(Selection):
Men are men on Lagash, with teeth and with toes and with Adam’s apples that bob when they swallow. Their blood is red, and they whistle and sweat and frown. They listen to the radio. They read the papers. For amusement, they ride the roller coaster. They work as photographers, astronomers, carpenters and electricians.
On Lagash, just as in 1941 America, liquor is poured from bottles and drunk in glasses, floors are covered by carpets, clothes have collars, time is reckoned in hours and minutes, and crazy people are trussed up in straitjackets and given injections of morphine to cool them out.
Even the current states of social development here and there are identical. On Lagash, a societal stage in which traditional religious belief was central has been superseded by a phase based upon rationality, science and technology—exactly as in the Twentieth Century Western culture which formed Isaac Asimov and for which he was writing this story.

(Stated exercise A): Set down word for word the passage about Lagash from "On Lagash, just" to "cool them out.".
The passage and the records are unrelated to each other.

(Materials provided):

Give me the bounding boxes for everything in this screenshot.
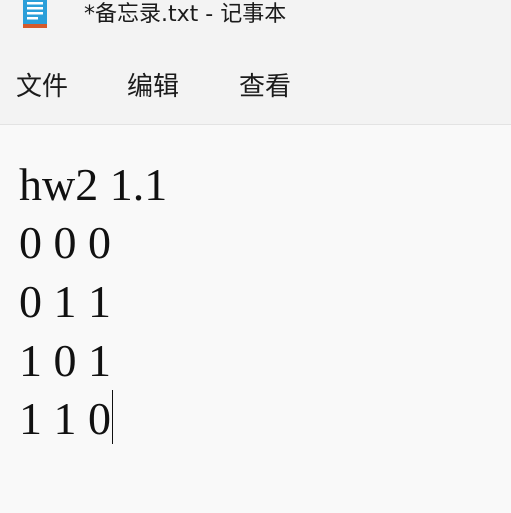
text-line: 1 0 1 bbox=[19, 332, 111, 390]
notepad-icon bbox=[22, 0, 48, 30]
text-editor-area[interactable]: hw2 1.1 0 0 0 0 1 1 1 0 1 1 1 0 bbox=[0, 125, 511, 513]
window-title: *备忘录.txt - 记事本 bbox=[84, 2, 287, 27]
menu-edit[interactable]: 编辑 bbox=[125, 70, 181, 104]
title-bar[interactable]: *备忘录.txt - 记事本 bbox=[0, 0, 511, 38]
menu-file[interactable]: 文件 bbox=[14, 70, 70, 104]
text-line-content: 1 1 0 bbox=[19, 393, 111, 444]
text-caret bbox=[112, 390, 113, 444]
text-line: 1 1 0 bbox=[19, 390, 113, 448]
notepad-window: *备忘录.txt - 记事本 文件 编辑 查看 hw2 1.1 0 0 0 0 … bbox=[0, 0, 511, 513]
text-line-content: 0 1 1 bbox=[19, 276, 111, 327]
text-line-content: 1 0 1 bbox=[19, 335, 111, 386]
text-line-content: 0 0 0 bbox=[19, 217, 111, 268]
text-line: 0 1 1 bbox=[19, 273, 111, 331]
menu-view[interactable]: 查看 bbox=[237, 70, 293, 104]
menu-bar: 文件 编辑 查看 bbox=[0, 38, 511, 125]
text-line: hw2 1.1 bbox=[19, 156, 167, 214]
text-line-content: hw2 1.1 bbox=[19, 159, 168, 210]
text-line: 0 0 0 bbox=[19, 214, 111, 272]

---

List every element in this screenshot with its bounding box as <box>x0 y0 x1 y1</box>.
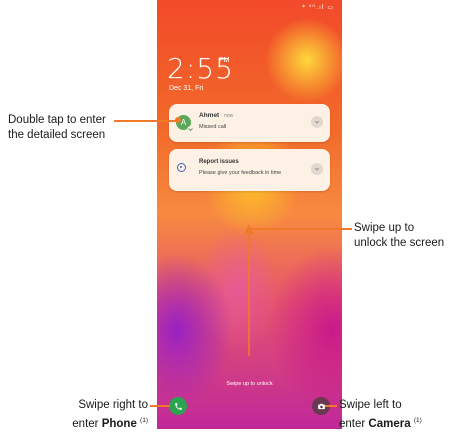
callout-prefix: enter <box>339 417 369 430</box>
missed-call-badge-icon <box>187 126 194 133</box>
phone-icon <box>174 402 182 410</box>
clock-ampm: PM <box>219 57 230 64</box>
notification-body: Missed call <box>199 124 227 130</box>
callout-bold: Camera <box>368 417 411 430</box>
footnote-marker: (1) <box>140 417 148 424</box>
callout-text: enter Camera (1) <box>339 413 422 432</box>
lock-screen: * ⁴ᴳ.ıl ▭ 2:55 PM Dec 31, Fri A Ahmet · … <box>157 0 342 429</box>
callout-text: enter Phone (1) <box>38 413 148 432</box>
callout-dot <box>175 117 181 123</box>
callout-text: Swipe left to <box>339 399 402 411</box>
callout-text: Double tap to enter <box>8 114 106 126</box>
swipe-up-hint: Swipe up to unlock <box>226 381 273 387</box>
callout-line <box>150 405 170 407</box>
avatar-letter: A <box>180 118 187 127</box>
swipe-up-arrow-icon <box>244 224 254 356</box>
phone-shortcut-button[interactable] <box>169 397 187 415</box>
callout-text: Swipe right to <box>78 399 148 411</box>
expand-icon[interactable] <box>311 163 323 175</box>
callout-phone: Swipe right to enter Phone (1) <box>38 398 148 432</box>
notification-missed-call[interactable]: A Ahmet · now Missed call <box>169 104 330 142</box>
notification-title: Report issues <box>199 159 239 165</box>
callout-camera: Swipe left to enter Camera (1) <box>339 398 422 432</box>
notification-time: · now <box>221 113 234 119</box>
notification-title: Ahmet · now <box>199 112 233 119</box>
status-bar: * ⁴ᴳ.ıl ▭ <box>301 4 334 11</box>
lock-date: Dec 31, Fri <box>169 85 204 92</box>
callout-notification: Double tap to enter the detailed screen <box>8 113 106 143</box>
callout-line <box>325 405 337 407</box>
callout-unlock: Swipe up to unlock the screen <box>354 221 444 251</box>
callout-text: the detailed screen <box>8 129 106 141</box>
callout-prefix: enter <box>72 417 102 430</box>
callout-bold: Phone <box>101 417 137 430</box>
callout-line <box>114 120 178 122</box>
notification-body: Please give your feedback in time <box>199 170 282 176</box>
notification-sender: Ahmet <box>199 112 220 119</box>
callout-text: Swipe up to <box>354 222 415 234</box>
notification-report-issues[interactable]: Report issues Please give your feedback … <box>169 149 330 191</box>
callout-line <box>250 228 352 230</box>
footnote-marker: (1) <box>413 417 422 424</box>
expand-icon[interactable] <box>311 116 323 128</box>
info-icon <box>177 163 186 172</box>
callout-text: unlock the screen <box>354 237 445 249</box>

--

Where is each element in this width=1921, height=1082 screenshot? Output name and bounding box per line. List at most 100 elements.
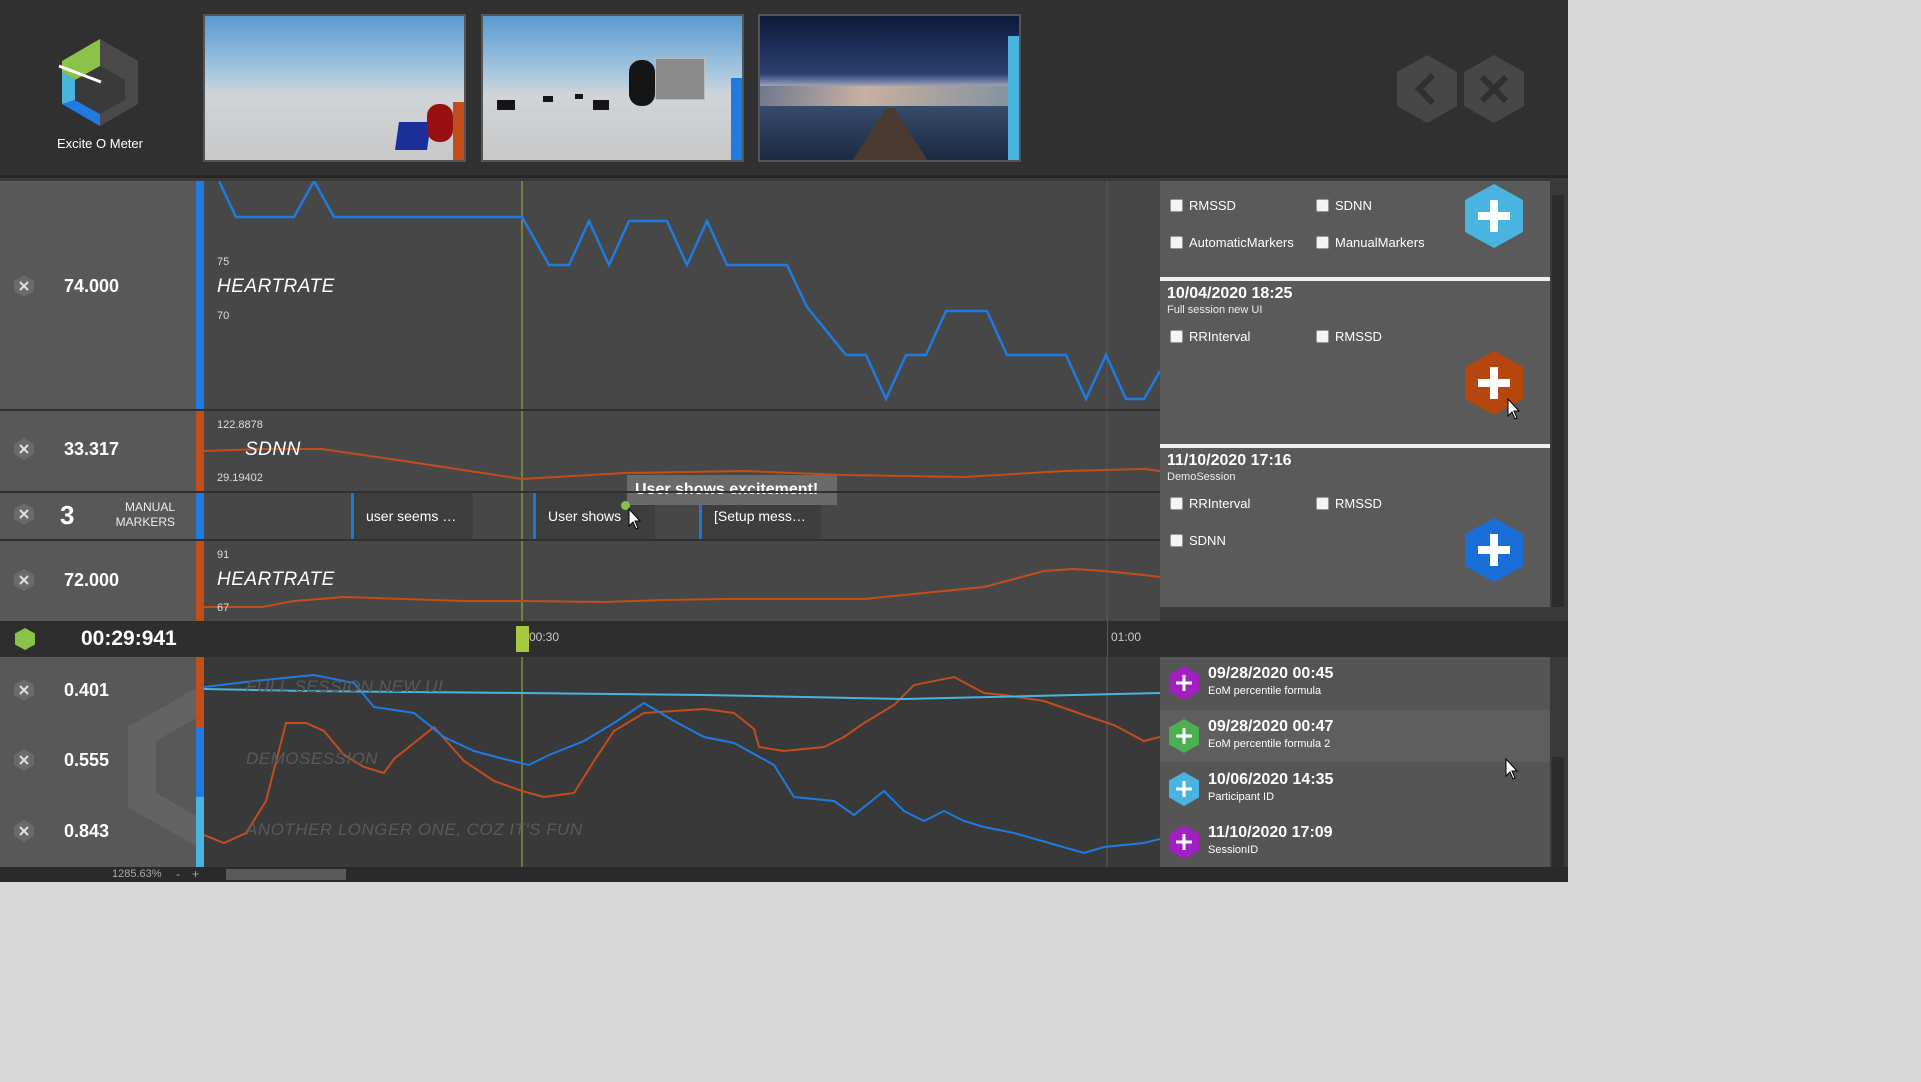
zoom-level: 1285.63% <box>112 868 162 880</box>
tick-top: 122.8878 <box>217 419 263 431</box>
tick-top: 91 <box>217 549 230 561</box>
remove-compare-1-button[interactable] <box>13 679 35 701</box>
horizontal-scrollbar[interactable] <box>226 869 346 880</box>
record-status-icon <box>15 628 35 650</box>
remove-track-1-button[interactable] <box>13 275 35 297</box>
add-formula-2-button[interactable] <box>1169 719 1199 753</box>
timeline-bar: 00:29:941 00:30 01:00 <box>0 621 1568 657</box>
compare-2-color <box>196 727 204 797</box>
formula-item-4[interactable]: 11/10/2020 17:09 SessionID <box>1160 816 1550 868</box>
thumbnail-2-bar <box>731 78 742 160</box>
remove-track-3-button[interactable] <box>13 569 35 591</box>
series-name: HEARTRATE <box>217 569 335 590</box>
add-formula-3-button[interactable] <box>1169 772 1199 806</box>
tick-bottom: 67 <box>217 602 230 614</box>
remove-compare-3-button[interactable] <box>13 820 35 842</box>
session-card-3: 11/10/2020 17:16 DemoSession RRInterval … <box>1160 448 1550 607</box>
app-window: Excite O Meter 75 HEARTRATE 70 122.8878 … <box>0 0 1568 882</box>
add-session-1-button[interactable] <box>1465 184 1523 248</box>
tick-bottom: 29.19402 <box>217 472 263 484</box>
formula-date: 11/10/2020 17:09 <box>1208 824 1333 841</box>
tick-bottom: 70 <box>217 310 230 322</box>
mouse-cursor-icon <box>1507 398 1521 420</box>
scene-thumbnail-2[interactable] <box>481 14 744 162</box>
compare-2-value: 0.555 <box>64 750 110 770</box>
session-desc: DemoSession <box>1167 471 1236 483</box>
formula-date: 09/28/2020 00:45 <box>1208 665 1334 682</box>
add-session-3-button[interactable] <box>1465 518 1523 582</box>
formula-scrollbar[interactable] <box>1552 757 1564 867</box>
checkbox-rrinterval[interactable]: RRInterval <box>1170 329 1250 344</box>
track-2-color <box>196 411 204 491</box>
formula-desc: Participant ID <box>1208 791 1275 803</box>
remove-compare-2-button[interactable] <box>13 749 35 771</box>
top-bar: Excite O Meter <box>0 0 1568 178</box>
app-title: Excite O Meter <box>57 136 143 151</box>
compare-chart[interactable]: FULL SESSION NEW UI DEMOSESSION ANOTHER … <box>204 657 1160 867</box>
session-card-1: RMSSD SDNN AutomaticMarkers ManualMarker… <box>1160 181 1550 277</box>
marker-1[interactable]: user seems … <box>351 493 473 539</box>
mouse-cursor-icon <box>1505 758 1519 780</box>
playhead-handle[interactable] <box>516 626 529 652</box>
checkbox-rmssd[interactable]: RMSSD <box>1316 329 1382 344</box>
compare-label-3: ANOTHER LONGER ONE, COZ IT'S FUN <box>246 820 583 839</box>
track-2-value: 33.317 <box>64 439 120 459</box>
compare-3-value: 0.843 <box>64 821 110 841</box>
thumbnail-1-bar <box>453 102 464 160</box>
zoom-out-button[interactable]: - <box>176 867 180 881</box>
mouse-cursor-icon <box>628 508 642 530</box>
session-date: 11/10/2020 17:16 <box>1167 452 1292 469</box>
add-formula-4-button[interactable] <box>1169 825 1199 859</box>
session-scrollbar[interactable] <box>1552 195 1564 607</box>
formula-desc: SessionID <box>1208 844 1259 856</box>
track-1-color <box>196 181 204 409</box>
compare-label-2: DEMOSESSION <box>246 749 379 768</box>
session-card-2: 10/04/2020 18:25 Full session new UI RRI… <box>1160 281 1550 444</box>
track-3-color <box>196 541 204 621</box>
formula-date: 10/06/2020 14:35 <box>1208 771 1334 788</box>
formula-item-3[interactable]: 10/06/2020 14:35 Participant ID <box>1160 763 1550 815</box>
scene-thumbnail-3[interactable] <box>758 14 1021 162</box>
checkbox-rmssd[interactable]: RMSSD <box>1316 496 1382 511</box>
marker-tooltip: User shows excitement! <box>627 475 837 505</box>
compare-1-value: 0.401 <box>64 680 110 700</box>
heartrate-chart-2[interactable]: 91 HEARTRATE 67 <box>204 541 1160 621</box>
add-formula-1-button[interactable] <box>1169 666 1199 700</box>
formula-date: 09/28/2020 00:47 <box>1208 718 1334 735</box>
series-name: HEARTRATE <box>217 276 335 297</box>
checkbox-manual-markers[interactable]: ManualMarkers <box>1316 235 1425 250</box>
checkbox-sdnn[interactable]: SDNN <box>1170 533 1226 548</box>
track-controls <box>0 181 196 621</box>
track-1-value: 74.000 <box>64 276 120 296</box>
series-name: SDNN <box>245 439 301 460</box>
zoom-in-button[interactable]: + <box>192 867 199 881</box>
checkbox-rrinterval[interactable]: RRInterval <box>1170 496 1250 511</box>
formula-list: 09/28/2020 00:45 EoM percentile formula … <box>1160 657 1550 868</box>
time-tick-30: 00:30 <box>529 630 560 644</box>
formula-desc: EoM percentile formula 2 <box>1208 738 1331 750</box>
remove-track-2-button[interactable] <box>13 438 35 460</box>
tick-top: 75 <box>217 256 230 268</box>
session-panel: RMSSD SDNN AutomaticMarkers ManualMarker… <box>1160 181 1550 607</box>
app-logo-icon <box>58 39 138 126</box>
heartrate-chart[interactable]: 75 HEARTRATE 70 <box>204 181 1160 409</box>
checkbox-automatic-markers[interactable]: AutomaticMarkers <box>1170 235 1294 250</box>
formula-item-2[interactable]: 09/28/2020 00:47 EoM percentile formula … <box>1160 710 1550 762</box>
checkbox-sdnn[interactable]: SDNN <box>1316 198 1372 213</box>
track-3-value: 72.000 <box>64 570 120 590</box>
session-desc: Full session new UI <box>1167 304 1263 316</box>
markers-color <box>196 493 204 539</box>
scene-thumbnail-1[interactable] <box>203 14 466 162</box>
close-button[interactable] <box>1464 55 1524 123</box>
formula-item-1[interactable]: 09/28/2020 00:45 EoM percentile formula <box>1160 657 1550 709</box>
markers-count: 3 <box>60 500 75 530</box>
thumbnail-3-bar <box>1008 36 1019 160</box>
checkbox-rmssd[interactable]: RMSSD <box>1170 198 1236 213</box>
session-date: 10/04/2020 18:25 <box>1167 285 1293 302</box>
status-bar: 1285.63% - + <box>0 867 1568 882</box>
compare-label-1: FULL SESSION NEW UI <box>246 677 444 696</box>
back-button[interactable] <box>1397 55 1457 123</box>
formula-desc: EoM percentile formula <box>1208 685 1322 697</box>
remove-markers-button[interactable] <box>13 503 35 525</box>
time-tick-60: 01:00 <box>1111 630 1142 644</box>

(Stated exercise B): Present the records from the line with "text-line: 1 0 1 bbox=[19, 332, 111, 390]" to the line with "text-line: 0 0 0 bbox=[19, 214, 111, 272]", both included, as a Markdown table with the columns Row and Record line. Number each row and leave out blank lines.

(Task answer A):
On Lagash, just as in 1941 America, liquor is poured from bottles and drunk in glasses, floors are covered by carpets, clothes have collars, time is reckoned in hours and minutes, and crazy people are trussed up in straitjackets and given injections of morphine to cool them out.

(Task answer B):
| Row | Record line |
|---|---|
| 1 | text-line: 1 0 1 bbox=[19, 332, 111, 390] |
| 2 | notepad-icon bbox=[22, 0, 48, 30] |
| 3 | text-editor-area[interactable]: hw2 1.1 0 0 0 0 1 1 1 0 1 1 1 0 bbox=[0, 125, 511, 513] |
| 4 | window-title: *备忘录.txt - 记事本 bbox=[84, 2, 287, 27] |
| 5 | menu-edit[interactable]: 编辑 bbox=[125, 70, 181, 104] |
| 6 | title-bar[interactable]: *备忘录.txt - 记事本 bbox=[0, 0, 511, 38] |
| 7 | menu-file[interactable]: 文件 bbox=[14, 70, 70, 104] |
| 8 | text-line-content: 1 1 0 bbox=[19, 393, 111, 444] |
| 9 | text-caret bbox=[112, 390, 113, 444] |
| 10 | text-line: 1 1 0 bbox=[19, 390, 113, 448] |
| 11 | notepad-window: *备忘录.txt - 记事本 文件 编辑 查看 hw2 1.1 0 0 0 0 … bbox=[0, 0, 511, 513] |
| 12 | text-line-content: 0 1 1 bbox=[19, 276, 111, 327] |
| 13 | text-line-content: 1 0 1 bbox=[19, 335, 111, 386] |
| 14 | text-line-content: 0 0 0 bbox=[19, 217, 111, 268] |
| 15 | text-line: 0 1 1 bbox=[19, 273, 111, 331] |
| 16 | menu-view[interactable]: 查看 bbox=[237, 70, 293, 104] |
| 17 | menu-bar: 文件 编辑 查看 bbox=[0, 38, 511, 125] |
| 18 | text-line: hw2 1.1 bbox=[19, 156, 167, 214] |
| 19 | text-line-content: hw2 1.1 bbox=[19, 159, 168, 210] |
| 20 | text-line: 0 0 0 bbox=[19, 214, 111, 272] |